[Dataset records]
------------------------------------------------

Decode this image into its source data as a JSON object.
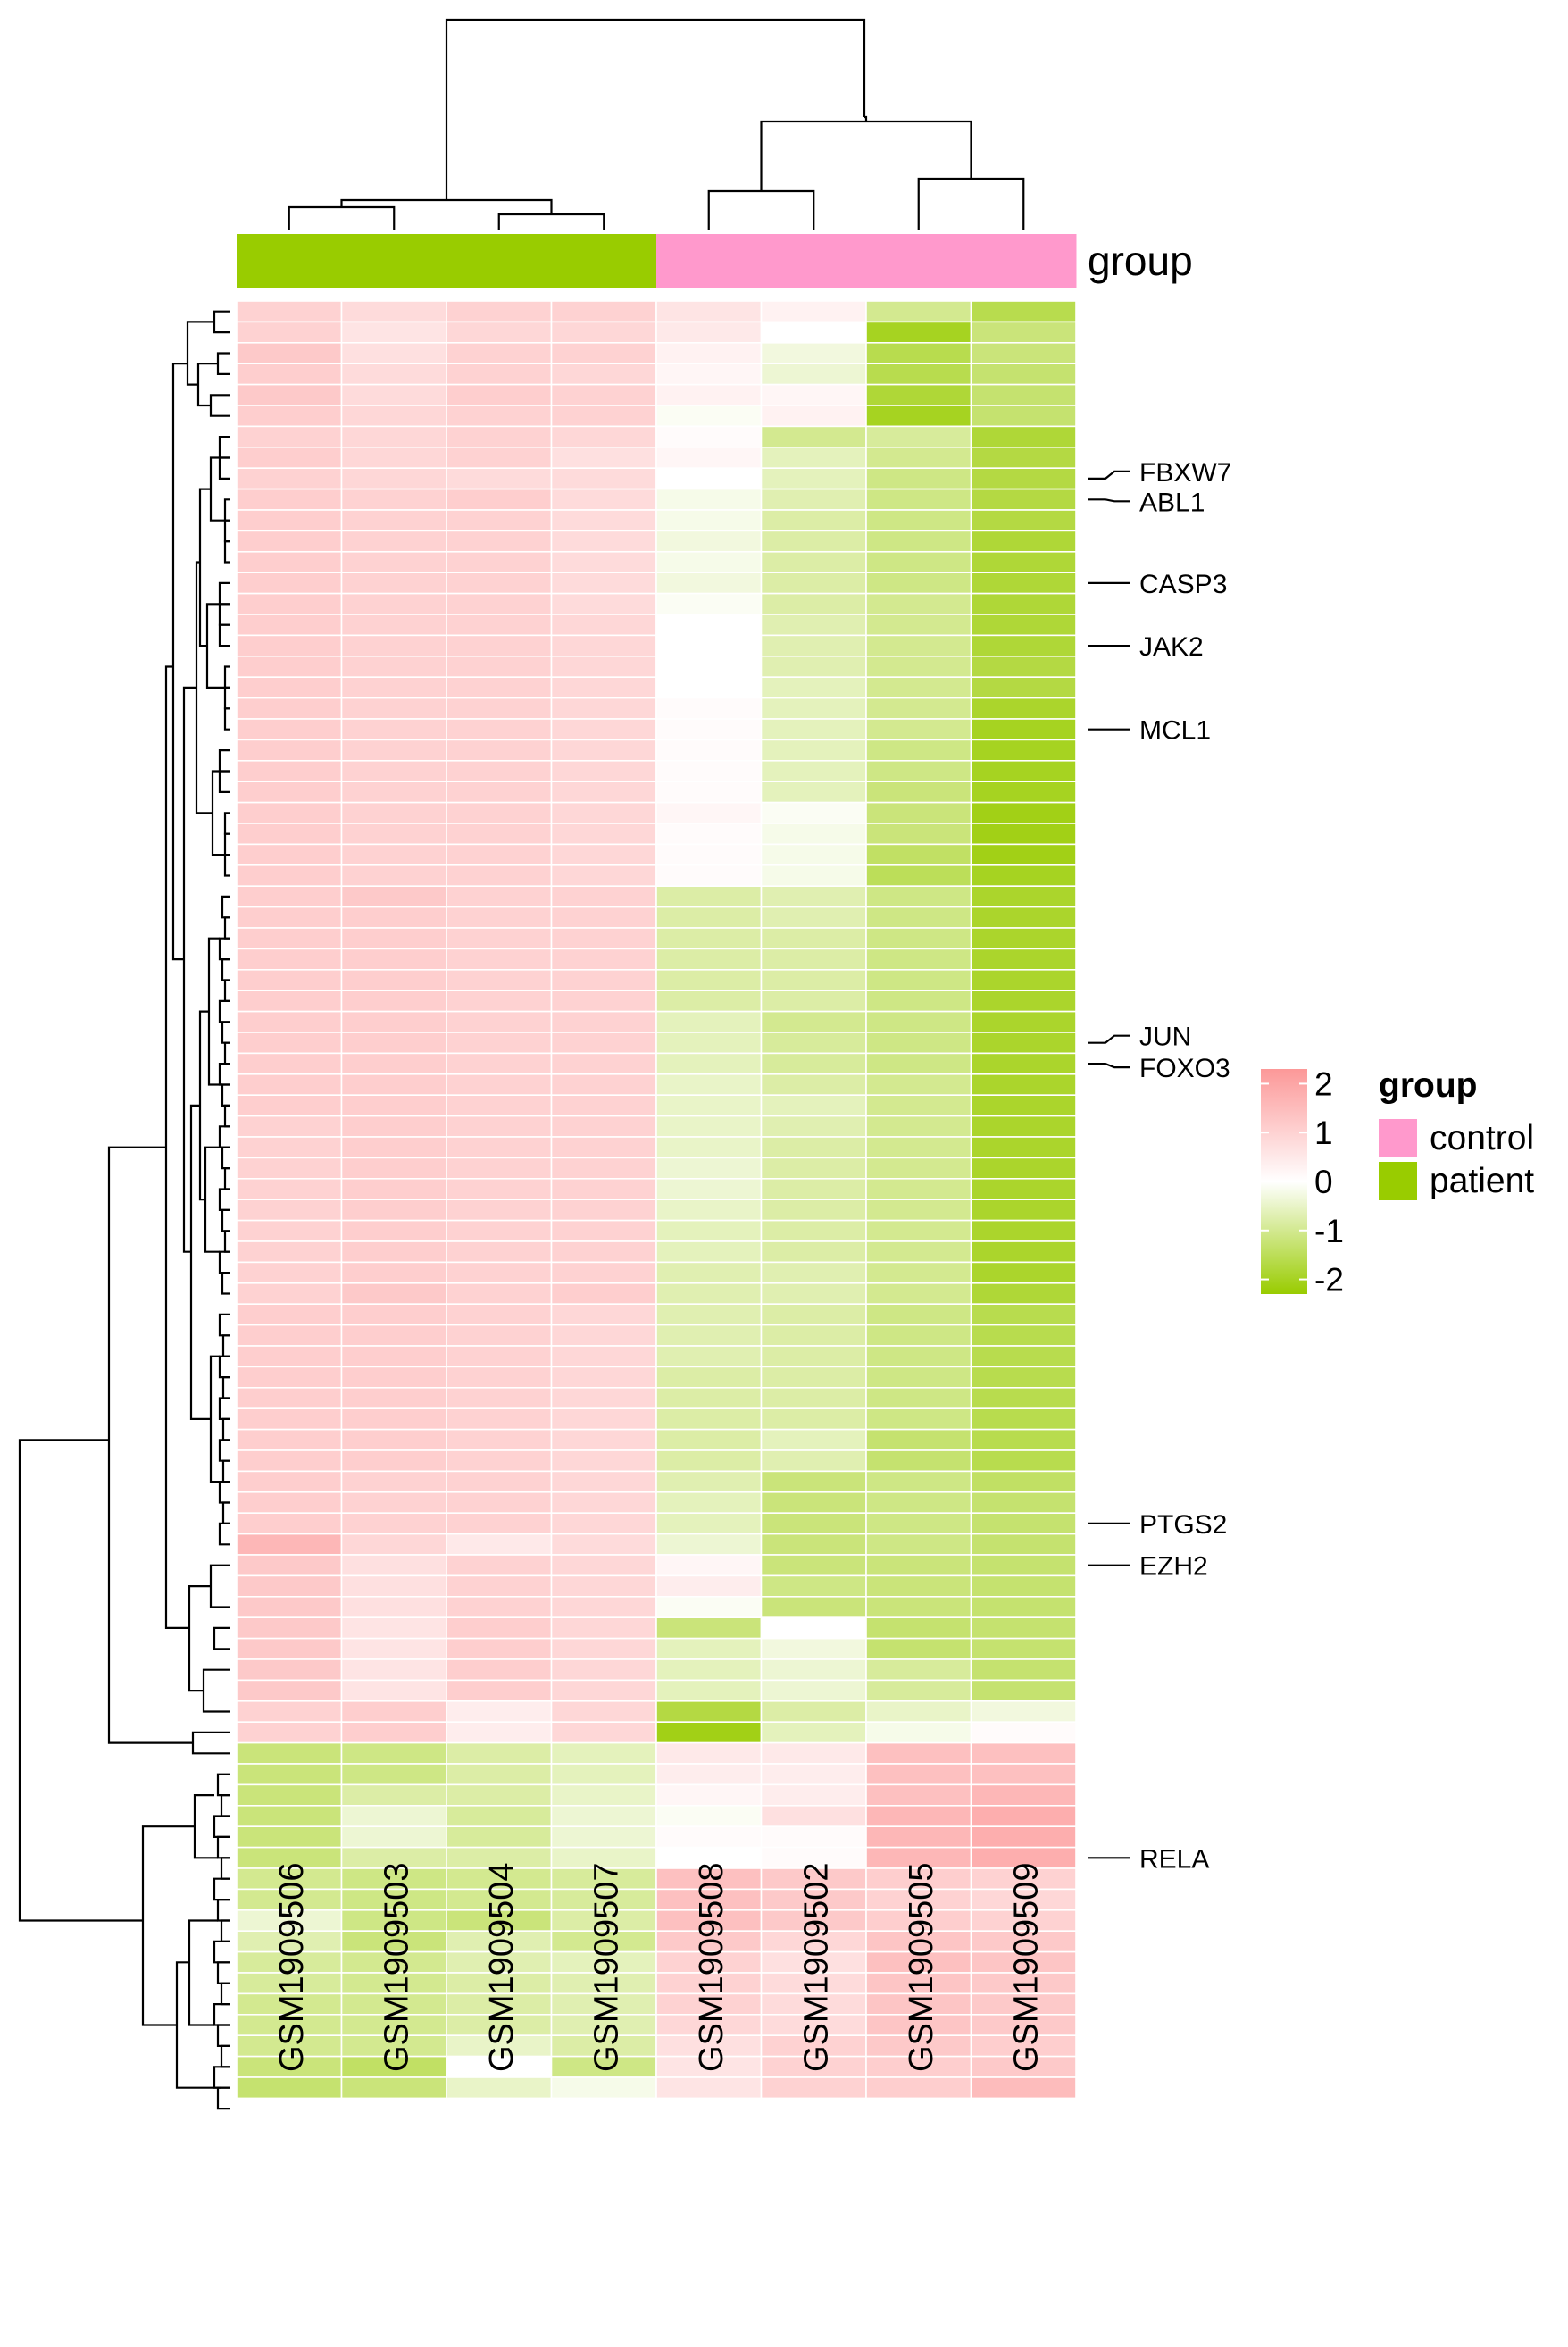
{
  "chart_data": {
    "type": "heatmap",
    "title": "",
    "annotation_title": "group",
    "columns": [
      "GSM1909506",
      "GSM1909503",
      "GSM1909504",
      "GSM1909507",
      "GSM1909508",
      "GSM1909502",
      "GSM1909505",
      "GSM1909509"
    ],
    "column_groups": [
      "patient",
      "patient",
      "patient",
      "patient",
      "control",
      "control",
      "control",
      "control"
    ],
    "legend": {
      "color_scale": {
        "ticks": [
          "2",
          "1",
          "0",
          "-1",
          "-2"
        ],
        "range": [
          -2.3,
          2.3
        ],
        "colors": {
          "high": "#fc9898",
          "mid": "#ffffff",
          "low": "#99cc00"
        }
      },
      "group": {
        "title": "group",
        "items": [
          {
            "label": "control",
            "color": "#ff99cc"
          },
          {
            "label": "patient",
            "color": "#99cc00"
          }
        ]
      }
    },
    "row_labels": [
      {
        "row": 8,
        "label": "FBXW7"
      },
      {
        "row": 9,
        "label": "ABL1"
      },
      {
        "row": 13,
        "label": "CASP3"
      },
      {
        "row": 16,
        "label": "JAK2"
      },
      {
        "row": 20,
        "label": "MCL1"
      },
      {
        "row": 35,
        "label": "JUN"
      },
      {
        "row": 36,
        "label": "FOXO3"
      },
      {
        "row": 58,
        "label": "PTGS2"
      },
      {
        "row": 60,
        "label": "EZH2"
      },
      {
        "row": 74,
        "label": "RELA"
      }
    ],
    "values": [
      [
        1.0,
        0.8,
        1.0,
        1.0,
        0.6,
        0.3,
        -1.0,
        -1.6
      ],
      [
        1.0,
        0.6,
        0.9,
        0.9,
        0.5,
        0.0,
        -2.0,
        -1.2
      ],
      [
        1.2,
        0.7,
        1.0,
        1.0,
        0.3,
        -0.3,
        -1.6,
        -1.2
      ],
      [
        1.1,
        0.8,
        1.0,
        0.9,
        0.2,
        -0.4,
        -1.6,
        -1.3
      ],
      [
        1.2,
        0.8,
        1.1,
        1.0,
        0.3,
        0.2,
        -1.8,
        -1.3
      ],
      [
        1.1,
        0.9,
        1.0,
        1.0,
        -0.1,
        0.3,
        -2.0,
        -1.3
      ],
      [
        1.0,
        0.9,
        1.0,
        0.9,
        0.1,
        -1.0,
        -0.9,
        -1.8
      ],
      [
        1.1,
        0.9,
        1.0,
        0.7,
        0.2,
        -0.6,
        -1.0,
        -1.7
      ],
      [
        1.0,
        0.9,
        0.8,
        0.8,
        0.0,
        -0.6,
        -1.1,
        -1.7
      ],
      [
        1.1,
        1.0,
        1.1,
        0.8,
        -0.2,
        -0.7,
        -1.1,
        -1.7
      ],
      [
        1.1,
        1.0,
        1.0,
        0.8,
        -0.2,
        -0.8,
        -1.1,
        -1.7
      ],
      [
        1.1,
        1.0,
        1.0,
        0.8,
        -0.3,
        -0.8,
        -1.1,
        -1.8
      ],
      [
        1.1,
        1.0,
        1.0,
        0.8,
        -0.2,
        -0.8,
        -1.1,
        -1.8
      ],
      [
        1.1,
        1.0,
        1.0,
        0.8,
        -0.3,
        -0.8,
        -1.1,
        -1.8
      ],
      [
        1.1,
        1.0,
        1.0,
        0.8,
        -0.1,
        -0.8,
        -1.0,
        -1.8
      ],
      [
        1.1,
        1.0,
        1.0,
        0.9,
        0.0,
        -0.7,
        -1.0,
        -1.8
      ],
      [
        1.1,
        1.0,
        1.0,
        0.9,
        0.0,
        -0.7,
        -1.0,
        -1.8
      ],
      [
        1.1,
        1.0,
        1.0,
        0.9,
        0.0,
        -0.7,
        -1.0,
        -1.7
      ],
      [
        1.1,
        1.0,
        1.0,
        0.9,
        0.0,
        -0.6,
        -1.0,
        -1.7
      ],
      [
        1.1,
        1.0,
        1.0,
        0.9,
        0.1,
        -0.6,
        -1.0,
        -1.9
      ],
      [
        1.1,
        1.0,
        1.0,
        0.9,
        0.1,
        -0.6,
        -1.0,
        -2.0
      ],
      [
        1.1,
        1.0,
        1.0,
        0.9,
        0.1,
        -0.6,
        -1.1,
        -2.0
      ],
      [
        1.1,
        1.0,
        1.0,
        0.9,
        0.1,
        -0.6,
        -1.1,
        -2.0
      ],
      [
        1.1,
        1.0,
        1.0,
        0.9,
        0.1,
        -0.6,
        -1.2,
        -2.0
      ],
      [
        1.1,
        1.0,
        1.0,
        0.9,
        0.2,
        -0.1,
        -1.2,
        -2.1
      ],
      [
        1.1,
        1.0,
        1.0,
        0.9,
        0.1,
        -0.2,
        -1.2,
        -2.1
      ],
      [
        1.1,
        1.0,
        1.0,
        0.9,
        0.1,
        -0.2,
        -1.4,
        -2.1
      ],
      [
        1.1,
        1.0,
        1.0,
        0.9,
        0.1,
        -0.2,
        -1.5,
        -2.0
      ],
      [
        1.1,
        1.2,
        1.0,
        1.0,
        -0.8,
        -0.7,
        -1.1,
        -1.9
      ],
      [
        1.1,
        1.1,
        1.0,
        1.0,
        -0.8,
        -0.7,
        -1.1,
        -1.9
      ],
      [
        1.1,
        1.1,
        1.0,
        1.0,
        -0.8,
        -0.8,
        -1.1,
        -1.9
      ],
      [
        1.1,
        1.1,
        1.0,
        1.0,
        -0.8,
        -0.8,
        -1.1,
        -1.9
      ],
      [
        1.1,
        1.1,
        1.0,
        1.0,
        -0.8,
        -0.8,
        -1.1,
        -1.9
      ],
      [
        1.1,
        1.1,
        1.0,
        1.0,
        -0.8,
        -0.8,
        -1.1,
        -1.9
      ],
      [
        1.1,
        1.1,
        1.0,
        1.0,
        -0.6,
        -1.0,
        -1.1,
        -1.9
      ],
      [
        1.1,
        1.1,
        1.0,
        1.0,
        -0.6,
        -0.9,
        -1.1,
        -1.9
      ],
      [
        1.1,
        1.1,
        1.0,
        1.0,
        -0.6,
        -0.9,
        -1.1,
        -1.9
      ],
      [
        1.1,
        1.1,
        1.0,
        1.0,
        -0.5,
        -0.8,
        -1.0,
        -1.9
      ],
      [
        1.1,
        1.1,
        1.0,
        1.0,
        -0.5,
        -0.6,
        -1.0,
        -1.9
      ],
      [
        1.0,
        1.1,
        1.0,
        1.0,
        -0.5,
        -0.7,
        -1.0,
        -1.9
      ],
      [
        1.0,
        1.1,
        1.0,
        1.0,
        -0.5,
        -0.8,
        -1.0,
        -1.9
      ],
      [
        1.0,
        1.1,
        1.0,
        1.0,
        -0.4,
        -0.8,
        -1.0,
        -1.9
      ],
      [
        1.0,
        1.1,
        1.0,
        1.0,
        -0.4,
        -0.8,
        -1.0,
        -1.9
      ],
      [
        1.0,
        1.1,
        1.0,
        1.0,
        -0.5,
        -0.8,
        -1.0,
        -1.9
      ],
      [
        1.0,
        1.1,
        1.0,
        1.0,
        -0.6,
        -0.8,
        -1.0,
        -1.9
      ],
      [
        1.0,
        1.1,
        1.0,
        1.0,
        -0.6,
        -0.8,
        -1.0,
        -1.9
      ],
      [
        1.0,
        1.1,
        1.0,
        1.0,
        -0.7,
        -0.7,
        -1.0,
        -1.9
      ],
      [
        1.0,
        1.2,
        1.0,
        1.1,
        -0.7,
        -0.7,
        -1.0,
        -1.8
      ],
      [
        1.1,
        1.1,
        1.0,
        0.9,
        -0.7,
        -0.8,
        -1.1,
        -1.6
      ],
      [
        1.1,
        1.1,
        1.0,
        0.9,
        -0.7,
        -0.8,
        -1.1,
        -1.6
      ],
      [
        1.1,
        1.1,
        1.0,
        0.9,
        -0.7,
        -0.8,
        -1.1,
        -1.6
      ],
      [
        1.1,
        1.1,
        1.0,
        0.9,
        -0.8,
        -0.8,
        -1.1,
        -1.6
      ],
      [
        1.1,
        1.1,
        1.0,
        0.9,
        -0.8,
        -0.8,
        -1.1,
        -1.6
      ],
      [
        1.1,
        1.1,
        1.0,
        0.9,
        -0.8,
        -0.8,
        -1.1,
        -1.6
      ],
      [
        1.1,
        1.1,
        1.0,
        0.9,
        -0.8,
        -0.6,
        -1.3,
        -1.6
      ],
      [
        1.1,
        1.1,
        1.0,
        0.9,
        -0.8,
        -0.7,
        -1.3,
        -1.6
      ],
      [
        1.1,
        1.0,
        1.0,
        0.9,
        -0.7,
        -1.2,
        -1.1,
        -1.4
      ],
      [
        1.1,
        1.0,
        1.0,
        0.9,
        -0.6,
        -1.2,
        -1.1,
        -1.3
      ],
      [
        1.1,
        1.0,
        1.0,
        0.9,
        -0.6,
        -1.2,
        -1.1,
        -1.3
      ],
      [
        1.6,
        0.9,
        0.5,
        0.8,
        -0.4,
        -1.2,
        -1.1,
        -1.3
      ],
      [
        1.2,
        0.7,
        1.0,
        0.9,
        0.2,
        -1.2,
        -1.2,
        -1.3
      ],
      [
        1.2,
        0.7,
        1.0,
        0.9,
        0.4,
        -1.1,
        -1.2,
        -1.3
      ],
      [
        1.2,
        0.7,
        1.0,
        0.9,
        -0.1,
        -1.2,
        -1.2,
        -1.3
      ],
      [
        1.2,
        0.6,
        1.1,
        0.9,
        -1.2,
        0.0,
        -1.3,
        -1.3
      ],
      [
        1.2,
        0.6,
        1.1,
        0.9,
        -0.6,
        -0.3,
        -1.3,
        -1.3
      ],
      [
        1.2,
        0.6,
        1.1,
        0.9,
        -0.6,
        -0.4,
        -0.9,
        -1.3
      ],
      [
        1.2,
        0.6,
        1.1,
        0.9,
        -0.6,
        -0.4,
        -0.9,
        -1.3
      ],
      [
        1.0,
        1.1,
        0.4,
        0.9,
        -1.7,
        -0.8,
        -0.5,
        -0.3
      ],
      [
        1.0,
        1.1,
        0.4,
        0.9,
        -2.1,
        -0.6,
        -0.2,
        0.1
      ],
      [
        -1.2,
        -1.1,
        -0.8,
        -0.6,
        0.5,
        0.5,
        1.4,
        1.4
      ],
      [
        -1.2,
        -1.1,
        -0.8,
        -0.6,
        0.4,
        0.4,
        1.4,
        1.4
      ],
      [
        -1.2,
        -0.8,
        -0.8,
        -0.5,
        0.2,
        0.4,
        1.4,
        1.6
      ],
      [
        -1.2,
        -0.4,
        -0.9,
        -0.4,
        -0.1,
        0.7,
        1.6,
        1.8
      ],
      [
        -1.2,
        -0.4,
        -0.9,
        -0.4,
        0.1,
        0.1,
        1.6,
        1.8
      ],
      [
        -1.2,
        -0.8,
        -0.8,
        -0.5,
        0.0,
        0.1,
        1.6,
        1.8
      ],
      [
        -1.0,
        -1.1,
        -1.0,
        -0.9,
        1.4,
        1.2,
        1.1,
        1.0
      ],
      [
        -1.0,
        -1.1,
        -1.0,
        -0.9,
        1.4,
        1.2,
        1.0,
        0.9
      ],
      [
        -0.4,
        -1.1,
        -1.2,
        -0.8,
        1.4,
        1.2,
        1.1,
        1.0
      ],
      [
        -0.7,
        -1.2,
        -0.7,
        -1.0,
        1.2,
        0.9,
        1.3,
        1.2
      ],
      [
        -0.9,
        -1.0,
        -0.7,
        -0.6,
        1.0,
        0.7,
        1.4,
        1.3
      ],
      [
        -0.9,
        -1.0,
        -0.8,
        -0.7,
        1.0,
        0.8,
        1.3,
        1.2
      ],
      [
        -1.0,
        -1.0,
        -0.8,
        -0.7,
        1.0,
        0.8,
        1.3,
        1.2
      ],
      [
        -1.0,
        -1.0,
        -0.8,
        -0.7,
        0.9,
        0.8,
        1.3,
        1.2
      ],
      [
        -1.0,
        -1.0,
        -0.5,
        -0.8,
        0.7,
        1.0,
        1.2,
        1.1
      ],
      [
        -1.2,
        -1.4,
        0.0,
        -1.1,
        0.6,
        1.0,
        1.1,
        1.2
      ],
      [
        -1.3,
        -1.2,
        -0.5,
        -0.2,
        0.6,
        1.0,
        1.1,
        1.5
      ]
    ]
  }
}
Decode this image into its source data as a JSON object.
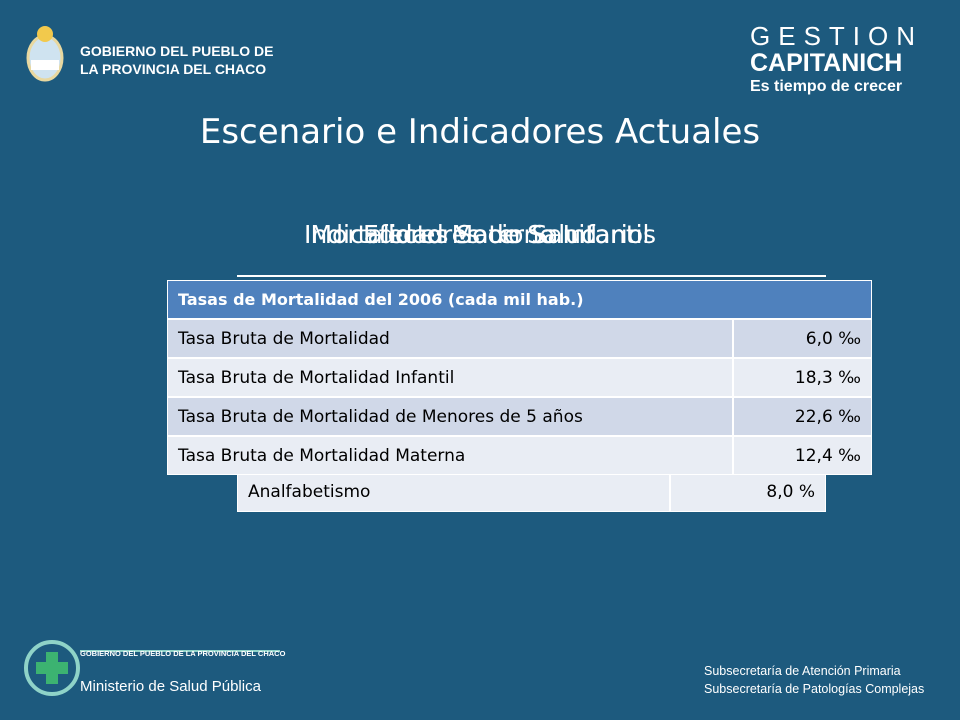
{
  "header": {
    "left_logo": {
      "line1": "GOBIERNO DEL PUEBLO DE",
      "line2": "LA PROVINCIA DEL CHACO"
    },
    "right_logo": {
      "line1": "GESTION",
      "line2": "CAPITANICH",
      "line3": "Es tiempo de crecer"
    }
  },
  "title": "Escenario e Indicadores Actuales",
  "subtitles": [
    "Indicadores Socio Sanitarios",
    "Efectores de Salud",
    "Mortalidad Materno Infantil"
  ],
  "back_table": {
    "rows": [
      [
        "Analfabetismo",
        "8,0 %"
      ]
    ]
  },
  "table": {
    "header": "Tasas de Mortalidad del 2006 (cada mil hab.)",
    "rows": [
      [
        "Tasa Bruta de Mortalidad",
        "6,0 ‰"
      ],
      [
        "Tasa Bruta de Mortalidad Infantil",
        "18,3 ‰"
      ],
      [
        "Tasa Bruta de Mortalidad de Menores de 5 años",
        "22,6 ‰"
      ],
      [
        "Tasa Bruta de Mortalidad Materna",
        "12,4 ‰"
      ]
    ]
  },
  "footer": {
    "ministry_line1": "GOBIERNO DEL PUEBLO DE LA PROVINCIA DEL CHACO",
    "ministry_line2": "Ministerio de Salud Pública",
    "right_line1": "Subsecretaría de Atención Primaria",
    "right_line2": "Subsecretaría de Patologías Complejas"
  }
}
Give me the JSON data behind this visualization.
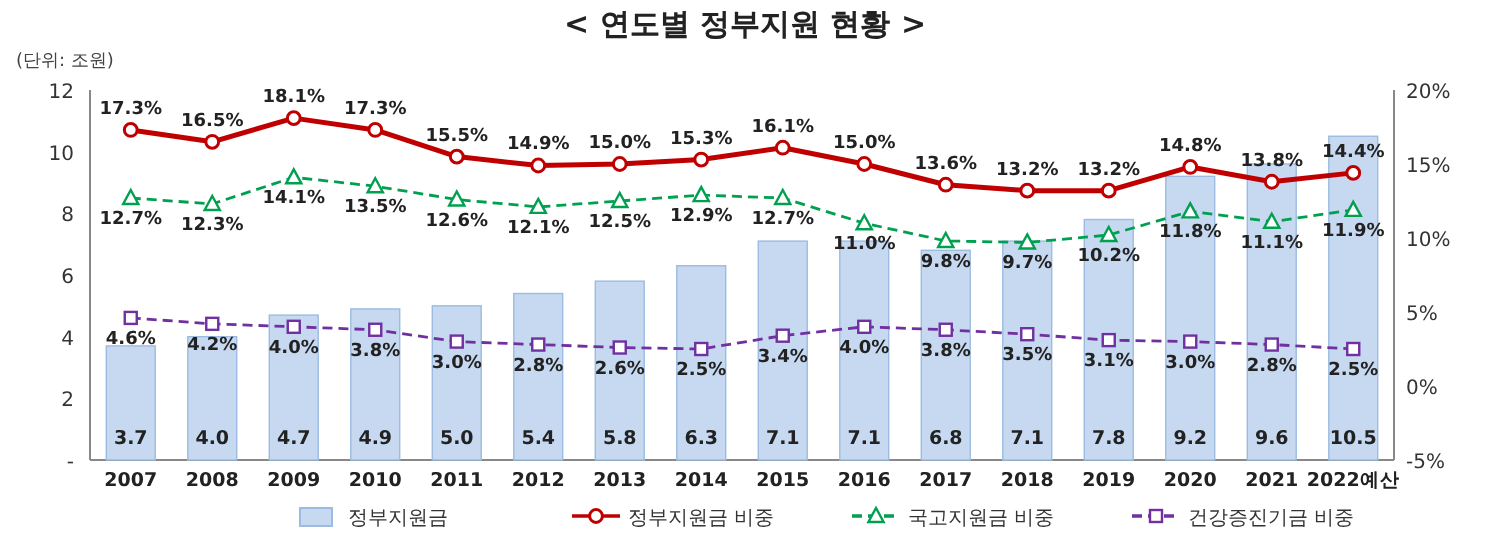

------------------------------------------------

**What is required**
Select every line of the records holding the string "Indicadores".

**Exercise solution**
  "title": "Escenario e Indicadores Actuales",
    "Indicadores Socio Sanitarios",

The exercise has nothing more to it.